Extracts from a graphics dataset
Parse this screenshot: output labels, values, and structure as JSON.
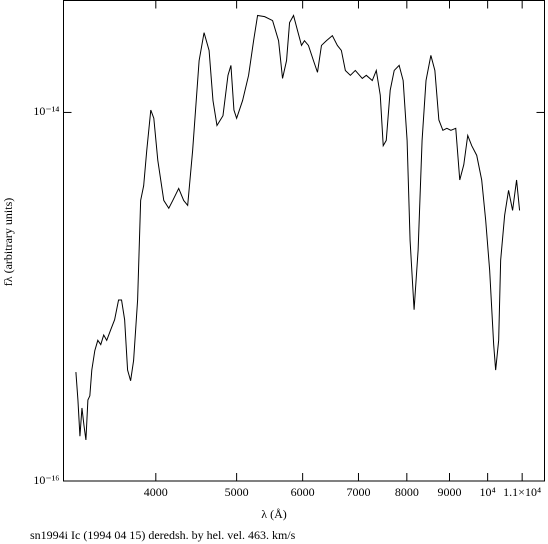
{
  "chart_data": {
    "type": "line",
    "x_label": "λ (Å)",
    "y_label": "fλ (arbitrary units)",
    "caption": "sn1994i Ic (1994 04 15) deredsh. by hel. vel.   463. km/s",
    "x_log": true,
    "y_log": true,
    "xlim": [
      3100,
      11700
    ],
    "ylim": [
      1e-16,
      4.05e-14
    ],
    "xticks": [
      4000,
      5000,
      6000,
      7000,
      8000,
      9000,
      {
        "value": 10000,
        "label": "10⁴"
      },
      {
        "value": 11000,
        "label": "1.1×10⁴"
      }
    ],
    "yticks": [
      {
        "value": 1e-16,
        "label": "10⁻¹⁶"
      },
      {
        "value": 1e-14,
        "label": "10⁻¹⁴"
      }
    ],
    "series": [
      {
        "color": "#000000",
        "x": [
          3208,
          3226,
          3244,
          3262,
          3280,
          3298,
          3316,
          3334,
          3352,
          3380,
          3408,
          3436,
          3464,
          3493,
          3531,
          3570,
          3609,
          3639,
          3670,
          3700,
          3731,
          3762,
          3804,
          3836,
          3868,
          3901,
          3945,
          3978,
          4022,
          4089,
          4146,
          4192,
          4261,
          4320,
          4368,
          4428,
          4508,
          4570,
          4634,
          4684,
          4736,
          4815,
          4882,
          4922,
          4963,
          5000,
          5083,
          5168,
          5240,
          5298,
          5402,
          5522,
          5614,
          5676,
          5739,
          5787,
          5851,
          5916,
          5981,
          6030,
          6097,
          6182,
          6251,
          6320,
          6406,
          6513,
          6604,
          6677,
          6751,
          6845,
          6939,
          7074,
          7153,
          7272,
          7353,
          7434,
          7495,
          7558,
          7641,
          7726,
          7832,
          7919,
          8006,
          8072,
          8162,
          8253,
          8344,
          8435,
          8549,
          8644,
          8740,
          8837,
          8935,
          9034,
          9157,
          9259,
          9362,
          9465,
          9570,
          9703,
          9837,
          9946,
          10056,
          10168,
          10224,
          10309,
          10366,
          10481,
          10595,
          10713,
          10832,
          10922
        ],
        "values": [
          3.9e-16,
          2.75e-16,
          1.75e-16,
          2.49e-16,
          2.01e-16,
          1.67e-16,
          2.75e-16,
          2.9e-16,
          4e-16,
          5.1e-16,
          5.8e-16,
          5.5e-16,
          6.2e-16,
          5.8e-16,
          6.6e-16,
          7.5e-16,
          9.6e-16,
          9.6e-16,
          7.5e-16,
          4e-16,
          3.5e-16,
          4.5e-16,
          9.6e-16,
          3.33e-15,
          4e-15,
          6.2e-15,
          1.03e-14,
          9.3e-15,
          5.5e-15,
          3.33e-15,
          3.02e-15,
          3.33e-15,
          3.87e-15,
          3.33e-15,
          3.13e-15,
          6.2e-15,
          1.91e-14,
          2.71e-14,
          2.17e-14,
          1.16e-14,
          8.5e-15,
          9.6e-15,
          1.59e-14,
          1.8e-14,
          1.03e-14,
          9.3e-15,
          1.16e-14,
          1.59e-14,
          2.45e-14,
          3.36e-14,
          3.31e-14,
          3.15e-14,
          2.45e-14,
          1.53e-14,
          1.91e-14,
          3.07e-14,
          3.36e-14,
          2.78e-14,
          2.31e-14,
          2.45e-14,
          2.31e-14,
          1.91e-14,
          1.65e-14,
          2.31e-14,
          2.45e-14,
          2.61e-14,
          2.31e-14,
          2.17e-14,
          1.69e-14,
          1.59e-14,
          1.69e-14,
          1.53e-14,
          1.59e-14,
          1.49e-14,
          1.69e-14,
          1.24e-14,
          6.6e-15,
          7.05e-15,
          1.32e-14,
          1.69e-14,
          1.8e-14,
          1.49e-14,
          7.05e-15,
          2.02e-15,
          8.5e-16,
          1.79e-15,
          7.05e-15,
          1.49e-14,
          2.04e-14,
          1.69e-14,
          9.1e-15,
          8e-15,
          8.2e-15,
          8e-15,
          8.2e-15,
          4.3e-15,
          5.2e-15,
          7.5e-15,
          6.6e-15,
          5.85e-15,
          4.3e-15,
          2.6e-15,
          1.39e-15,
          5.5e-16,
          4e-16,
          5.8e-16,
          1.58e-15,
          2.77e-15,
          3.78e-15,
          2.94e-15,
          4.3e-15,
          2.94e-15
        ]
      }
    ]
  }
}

...

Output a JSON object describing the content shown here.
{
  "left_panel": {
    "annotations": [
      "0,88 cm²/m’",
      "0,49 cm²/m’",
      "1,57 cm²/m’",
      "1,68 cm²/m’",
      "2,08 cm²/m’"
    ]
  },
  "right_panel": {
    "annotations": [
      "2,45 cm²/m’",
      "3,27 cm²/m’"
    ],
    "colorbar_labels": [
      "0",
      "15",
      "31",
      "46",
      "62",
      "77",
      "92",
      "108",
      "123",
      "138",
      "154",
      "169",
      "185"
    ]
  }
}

» BRIEF
Give the count of lines in the listing that hold the word "JSON", with no other text.

» ANSWER TO THE TASK
2